■ Supplied material:
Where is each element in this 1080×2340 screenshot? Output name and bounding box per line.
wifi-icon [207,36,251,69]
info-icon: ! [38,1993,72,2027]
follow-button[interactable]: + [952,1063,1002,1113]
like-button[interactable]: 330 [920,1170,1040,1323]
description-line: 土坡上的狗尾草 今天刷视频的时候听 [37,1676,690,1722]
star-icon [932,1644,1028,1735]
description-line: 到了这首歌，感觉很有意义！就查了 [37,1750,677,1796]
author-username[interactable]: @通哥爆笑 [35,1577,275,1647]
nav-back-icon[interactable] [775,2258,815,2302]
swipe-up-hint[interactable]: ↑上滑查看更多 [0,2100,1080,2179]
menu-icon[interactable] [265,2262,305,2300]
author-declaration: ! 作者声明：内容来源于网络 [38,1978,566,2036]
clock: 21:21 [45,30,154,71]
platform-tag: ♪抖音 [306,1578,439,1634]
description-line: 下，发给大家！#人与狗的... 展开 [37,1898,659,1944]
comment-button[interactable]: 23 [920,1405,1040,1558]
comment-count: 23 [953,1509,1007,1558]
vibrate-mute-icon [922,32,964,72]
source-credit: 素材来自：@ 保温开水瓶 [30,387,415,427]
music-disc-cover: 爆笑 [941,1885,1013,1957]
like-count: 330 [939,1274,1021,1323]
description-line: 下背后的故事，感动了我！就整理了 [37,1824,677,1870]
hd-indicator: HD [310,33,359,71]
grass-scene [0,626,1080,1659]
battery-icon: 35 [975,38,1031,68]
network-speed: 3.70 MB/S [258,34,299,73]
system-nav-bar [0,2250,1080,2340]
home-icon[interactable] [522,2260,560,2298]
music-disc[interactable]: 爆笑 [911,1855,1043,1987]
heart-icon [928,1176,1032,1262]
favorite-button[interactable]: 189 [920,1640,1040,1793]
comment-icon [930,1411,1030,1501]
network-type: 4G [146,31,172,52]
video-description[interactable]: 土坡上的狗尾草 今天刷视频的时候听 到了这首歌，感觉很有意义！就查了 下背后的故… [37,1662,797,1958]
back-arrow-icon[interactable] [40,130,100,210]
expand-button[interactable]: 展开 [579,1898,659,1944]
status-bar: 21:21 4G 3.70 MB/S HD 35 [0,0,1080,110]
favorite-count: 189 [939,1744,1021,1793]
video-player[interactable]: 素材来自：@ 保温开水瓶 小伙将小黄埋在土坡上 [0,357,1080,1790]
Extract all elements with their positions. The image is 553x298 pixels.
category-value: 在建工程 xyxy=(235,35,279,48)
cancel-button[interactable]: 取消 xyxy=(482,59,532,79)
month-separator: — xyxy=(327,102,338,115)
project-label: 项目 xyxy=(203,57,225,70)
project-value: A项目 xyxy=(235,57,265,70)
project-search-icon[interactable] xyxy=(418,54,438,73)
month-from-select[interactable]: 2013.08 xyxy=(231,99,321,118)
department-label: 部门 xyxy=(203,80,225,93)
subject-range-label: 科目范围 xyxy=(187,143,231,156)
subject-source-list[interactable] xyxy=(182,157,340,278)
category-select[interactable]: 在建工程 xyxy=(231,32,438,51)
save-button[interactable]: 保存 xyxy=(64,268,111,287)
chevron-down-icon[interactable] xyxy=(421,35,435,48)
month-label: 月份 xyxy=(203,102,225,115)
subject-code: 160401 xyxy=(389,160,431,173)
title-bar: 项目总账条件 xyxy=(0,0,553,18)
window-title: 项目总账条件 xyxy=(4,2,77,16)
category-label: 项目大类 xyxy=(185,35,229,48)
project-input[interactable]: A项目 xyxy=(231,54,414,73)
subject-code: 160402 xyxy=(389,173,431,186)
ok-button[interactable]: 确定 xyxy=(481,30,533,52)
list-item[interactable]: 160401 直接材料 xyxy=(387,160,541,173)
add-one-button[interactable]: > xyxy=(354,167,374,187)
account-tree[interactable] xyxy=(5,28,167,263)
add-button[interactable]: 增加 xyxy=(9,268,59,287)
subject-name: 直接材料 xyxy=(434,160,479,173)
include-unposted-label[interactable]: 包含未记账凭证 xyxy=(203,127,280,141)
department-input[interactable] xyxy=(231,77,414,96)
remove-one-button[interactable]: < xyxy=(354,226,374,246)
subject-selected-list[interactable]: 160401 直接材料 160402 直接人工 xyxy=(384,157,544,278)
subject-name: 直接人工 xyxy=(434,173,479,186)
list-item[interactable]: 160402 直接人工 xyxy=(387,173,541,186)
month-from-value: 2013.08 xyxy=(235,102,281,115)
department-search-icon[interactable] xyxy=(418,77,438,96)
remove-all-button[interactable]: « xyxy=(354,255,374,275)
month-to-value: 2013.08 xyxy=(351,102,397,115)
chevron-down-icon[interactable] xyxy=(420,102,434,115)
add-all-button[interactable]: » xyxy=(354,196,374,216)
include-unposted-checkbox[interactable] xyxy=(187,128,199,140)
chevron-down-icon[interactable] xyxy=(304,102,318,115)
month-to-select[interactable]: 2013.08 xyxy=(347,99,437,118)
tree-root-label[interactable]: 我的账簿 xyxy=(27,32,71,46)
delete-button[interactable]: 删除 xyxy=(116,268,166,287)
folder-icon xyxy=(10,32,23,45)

■ Stated problem: Copy every line of the records above word for word, with no changes.

■ Reply to the task:
Where is each element in this 1080×2340 screenshot? Output name and bounding box per line.
wifi-icon [207,36,251,69]
info-icon: ! [38,1993,72,2027]
follow-button[interactable]: + [952,1063,1002,1113]
like-button[interactable]: 330 [920,1170,1040,1323]
description-line: 土坡上的狗尾草 今天刷视频的时候听 [37,1676,690,1722]
star-icon [932,1644,1028,1735]
description-line: 到了这首歌，感觉很有意义！就查了 [37,1750,677,1796]
author-username[interactable]: @通哥爆笑 [35,1577,275,1647]
nav-back-icon[interactable] [775,2258,815,2302]
swipe-up-hint[interactable]: ↑上滑查看更多 [0,2100,1080,2179]
menu-icon[interactable] [265,2262,305,2300]
author-declaration: ! 作者声明：内容来源于网络 [38,1978,566,2036]
clock: 21:21 [45,30,154,71]
platform-tag: ♪抖音 [306,1578,439,1634]
description-line: 下，发给大家！#人与狗的... 展开 [37,1898,659,1944]
comment-button[interactable]: 23 [920,1405,1040,1558]
comment-count: 23 [953,1509,1007,1558]
vibrate-mute-icon [922,32,964,72]
source-credit: 素材来自：@ 保温开水瓶 [30,387,415,427]
music-disc-cover: 爆笑 [941,1885,1013,1957]
like-count: 330 [939,1274,1021,1323]
description-line: 下背后的故事，感动了我！就整理了 [37,1824,677,1870]
hd-indicator: HD [310,33,359,71]
grass-scene [0,626,1080,1659]
battery-icon: 35 [975,38,1031,68]
network-speed: 3.70 MB/S [258,34,299,73]
system-nav-bar [0,2250,1080,2340]
home-icon[interactable] [522,2260,560,2298]
music-disc[interactable]: 爆笑 [911,1855,1043,1987]
heart-icon [928,1176,1032,1262]
favorite-button[interactable]: 189 [920,1640,1040,1793]
comment-icon [930,1411,1030,1501]
network-type: 4G [146,31,172,52]
video-description[interactable]: 土坡上的狗尾草 今天刷视频的时候听 到了这首歌，感觉很有意义！就查了 下背后的故… [37,1662,797,1958]
back-arrow-icon[interactable] [40,130,100,210]
expand-button[interactable]: 展开 [579,1898,659,1944]
status-bar: 21:21 4G 3.70 MB/S HD 35 [0,0,1080,110]
favorite-count: 189 [939,1744,1021,1793]
video-player[interactable]: 素材来自：@ 保温开水瓶 小伙将小黄埋在土坡上 [0,357,1080,1790]
Extract all elements with their positions. The image is 553x298 pixels.
category-value: 在建工程 xyxy=(235,35,279,48)
cancel-button[interactable]: 取消 xyxy=(482,59,532,79)
month-separator: — xyxy=(327,102,338,115)
project-label: 项目 xyxy=(203,57,225,70)
project-value: A项目 xyxy=(235,57,265,70)
project-search-icon[interactable] xyxy=(418,54,438,73)
month-from-select[interactable]: 2013.08 xyxy=(231,99,321,118)
department-label: 部门 xyxy=(203,80,225,93)
subject-range-label: 科目范围 xyxy=(187,143,231,156)
subject-source-list[interactable] xyxy=(182,157,340,278)
category-select[interactable]: 在建工程 xyxy=(231,32,438,51)
save-button[interactable]: 保存 xyxy=(64,268,111,287)
chevron-down-icon[interactable] xyxy=(421,35,435,48)
month-label: 月份 xyxy=(203,102,225,115)
subject-code: 160401 xyxy=(389,160,431,173)
title-bar: 项目总账条件 xyxy=(0,0,553,18)
window-title: 项目总账条件 xyxy=(4,2,77,16)
category-label: 项目大类 xyxy=(185,35,229,48)
project-input[interactable]: A项目 xyxy=(231,54,414,73)
subject-code: 160402 xyxy=(389,173,431,186)
ok-button[interactable]: 确定 xyxy=(481,30,533,52)
list-item[interactable]: 160401 直接材料 xyxy=(387,160,541,173)
add-one-button[interactable]: > xyxy=(354,167,374,187)
account-tree[interactable] xyxy=(5,28,167,263)
add-button[interactable]: 增加 xyxy=(9,268,59,287)
subject-name: 直接材料 xyxy=(434,160,479,173)
include-unposted-label[interactable]: 包含未记账凭证 xyxy=(203,127,280,141)
department-input[interactable] xyxy=(231,77,414,96)
remove-one-button[interactable]: < xyxy=(354,226,374,246)
subject-selected-list[interactable]: 160401 直接材料 160402 直接人工 xyxy=(384,157,544,278)
subject-name: 直接人工 xyxy=(434,173,479,186)
list-item[interactable]: 160402 直接人工 xyxy=(387,173,541,186)
month-from-value: 2013.08 xyxy=(235,102,281,115)
department-search-icon[interactable] xyxy=(418,77,438,96)
remove-all-button[interactable]: « xyxy=(354,255,374,275)
month-to-value: 2013.08 xyxy=(351,102,397,115)
chevron-down-icon[interactable] xyxy=(420,102,434,115)
add-all-button[interactable]: » xyxy=(354,196,374,216)
include-unposted-checkbox[interactable] xyxy=(187,128,199,140)
chevron-down-icon[interactable] xyxy=(304,102,318,115)
month-to-select[interactable]: 2013.08 xyxy=(347,99,437,118)
tree-root-label[interactable]: 我的账簿 xyxy=(27,32,71,46)
delete-button[interactable]: 删除 xyxy=(116,268,166,287)
folder-icon xyxy=(10,32,23,45)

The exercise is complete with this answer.